Each entry below is to be written out exactly, and the pictures are to be left out.

GIVEN ENTRIES =>
* Start *
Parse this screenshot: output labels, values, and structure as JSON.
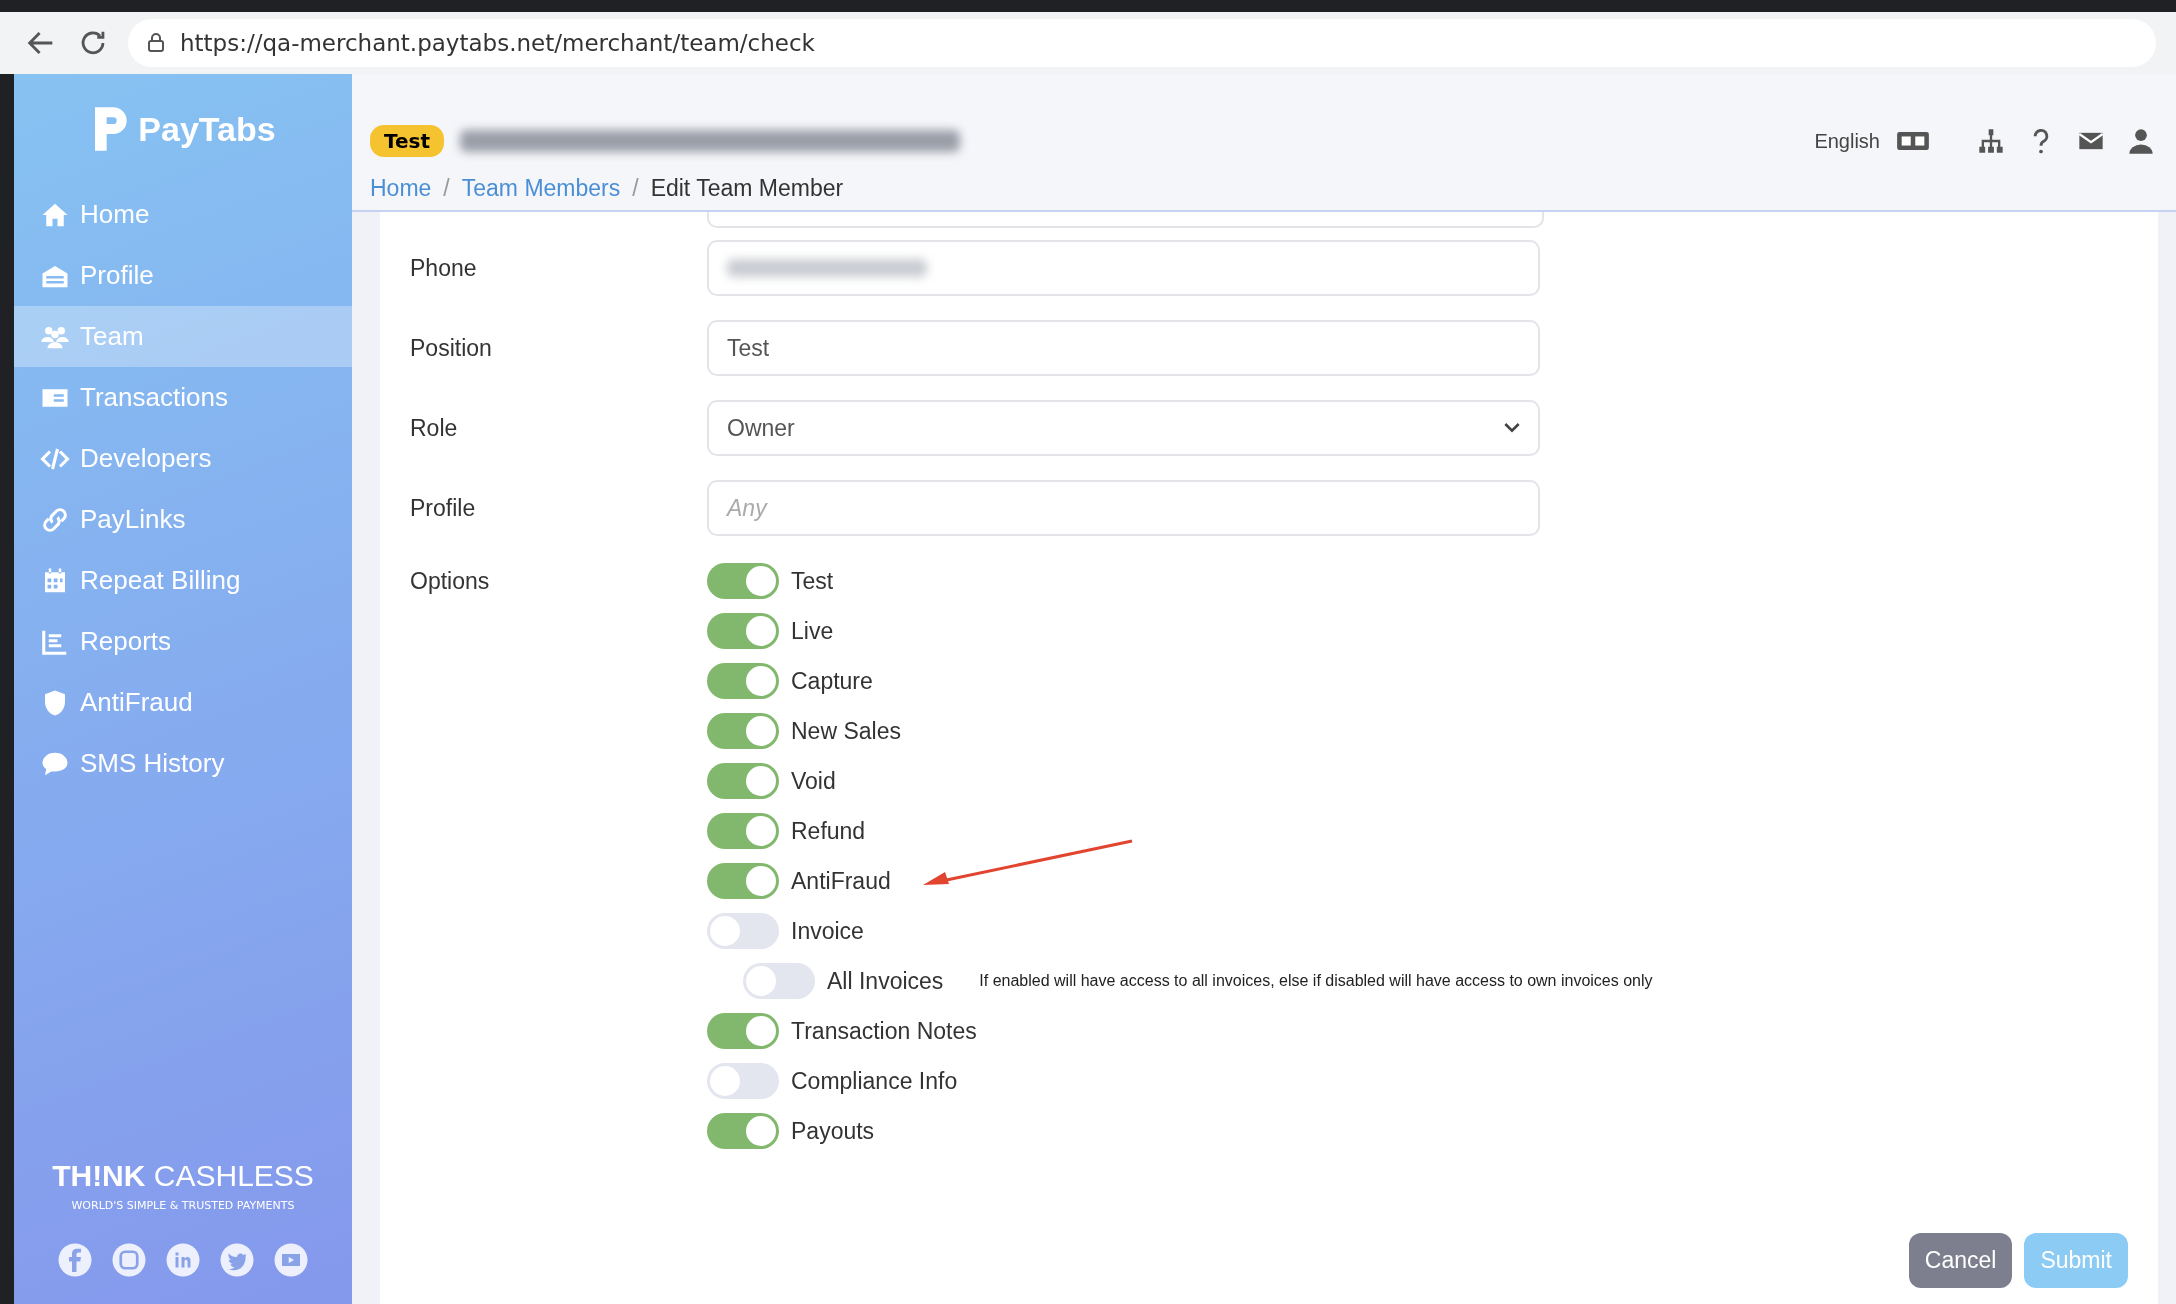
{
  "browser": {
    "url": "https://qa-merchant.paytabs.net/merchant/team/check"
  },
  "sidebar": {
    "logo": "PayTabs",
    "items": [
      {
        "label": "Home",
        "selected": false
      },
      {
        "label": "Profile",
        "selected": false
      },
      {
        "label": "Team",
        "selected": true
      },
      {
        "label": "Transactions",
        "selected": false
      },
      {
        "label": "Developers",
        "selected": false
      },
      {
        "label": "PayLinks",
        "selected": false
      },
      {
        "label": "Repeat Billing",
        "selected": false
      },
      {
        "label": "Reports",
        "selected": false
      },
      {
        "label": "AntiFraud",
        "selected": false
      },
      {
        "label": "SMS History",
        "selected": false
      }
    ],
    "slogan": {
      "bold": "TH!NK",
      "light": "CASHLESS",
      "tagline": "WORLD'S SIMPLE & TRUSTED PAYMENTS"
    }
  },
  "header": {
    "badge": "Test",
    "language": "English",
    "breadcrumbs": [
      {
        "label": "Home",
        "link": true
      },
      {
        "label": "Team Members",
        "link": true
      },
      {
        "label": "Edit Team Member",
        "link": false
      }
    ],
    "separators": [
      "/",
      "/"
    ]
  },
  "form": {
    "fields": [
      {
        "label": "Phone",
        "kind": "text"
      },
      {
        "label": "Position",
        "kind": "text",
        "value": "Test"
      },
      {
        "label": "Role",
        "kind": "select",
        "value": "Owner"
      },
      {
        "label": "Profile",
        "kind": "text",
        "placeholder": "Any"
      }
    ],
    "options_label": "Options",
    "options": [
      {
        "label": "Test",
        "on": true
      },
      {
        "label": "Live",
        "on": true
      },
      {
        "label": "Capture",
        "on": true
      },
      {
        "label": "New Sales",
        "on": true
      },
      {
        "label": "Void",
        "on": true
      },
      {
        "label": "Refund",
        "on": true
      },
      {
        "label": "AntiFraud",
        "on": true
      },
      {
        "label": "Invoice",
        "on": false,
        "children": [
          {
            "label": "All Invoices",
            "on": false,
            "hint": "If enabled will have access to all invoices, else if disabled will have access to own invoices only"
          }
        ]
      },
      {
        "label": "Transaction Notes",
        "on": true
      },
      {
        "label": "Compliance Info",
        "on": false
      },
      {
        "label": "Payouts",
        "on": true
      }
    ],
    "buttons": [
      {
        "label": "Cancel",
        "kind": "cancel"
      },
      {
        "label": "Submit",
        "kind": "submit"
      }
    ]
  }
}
* End *
SOLVED PROBLEM =>
Parse this screenshot: output labels, values, and structure as JSON.
{
  "browser": {
    "url": "https://qa-merchant.paytabs.net/merchant/team/check"
  },
  "sidebar": {
    "logo": "PayTabs",
    "items": [
      {
        "label": "Home",
        "selected": false
      },
      {
        "label": "Profile",
        "selected": false
      },
      {
        "label": "Team",
        "selected": true
      },
      {
        "label": "Transactions",
        "selected": false
      },
      {
        "label": "Developers",
        "selected": false
      },
      {
        "label": "PayLinks",
        "selected": false
      },
      {
        "label": "Repeat Billing",
        "selected": false
      },
      {
        "label": "Reports",
        "selected": false
      },
      {
        "label": "AntiFraud",
        "selected": false
      },
      {
        "label": "SMS History",
        "selected": false
      }
    ],
    "slogan": {
      "bold": "TH!NK",
      "light": "CASHLESS",
      "tagline": "WORLD'S SIMPLE & TRUSTED PAYMENTS"
    }
  },
  "header": {
    "badge": "Test",
    "language": "English",
    "breadcrumbs": [
      {
        "label": "Home",
        "link": true
      },
      {
        "label": "Team Members",
        "link": true
      },
      {
        "label": "Edit Team Member",
        "link": false
      }
    ],
    "separators": [
      "/",
      "/"
    ]
  },
  "form": {
    "fields": [
      {
        "label": "Phone",
        "kind": "text"
      },
      {
        "label": "Position",
        "kind": "text",
        "value": "Test"
      },
      {
        "label": "Role",
        "kind": "select",
        "value": "Owner"
      },
      {
        "label": "Profile",
        "kind": "text",
        "placeholder": "Any"
      }
    ],
    "options_label": "Options",
    "options": [
      {
        "label": "Test",
        "on": true
      },
      {
        "label": "Live",
        "on": true
      },
      {
        "label": "Capture",
        "on": true
      },
      {
        "label": "New Sales",
        "on": true
      },
      {
        "label": "Void",
        "on": true
      },
      {
        "label": "Refund",
        "on": true
      },
      {
        "label": "AntiFraud",
        "on": true
      },
      {
        "label": "Invoice",
        "on": false,
        "children": [
          {
            "label": "All Invoices",
            "on": false,
            "hint": "If enabled will have access to all invoices, else if disabled will have access to own invoices only"
          }
        ]
      },
      {
        "label": "Transaction Notes",
        "on": true
      },
      {
        "label": "Compliance Info",
        "on": false
      },
      {
        "label": "Payouts",
        "on": true
      }
    ],
    "buttons": [
      {
        "label": "Cancel",
        "kind": "cancel"
      },
      {
        "label": "Submit",
        "kind": "submit"
      }
    ]
  }
}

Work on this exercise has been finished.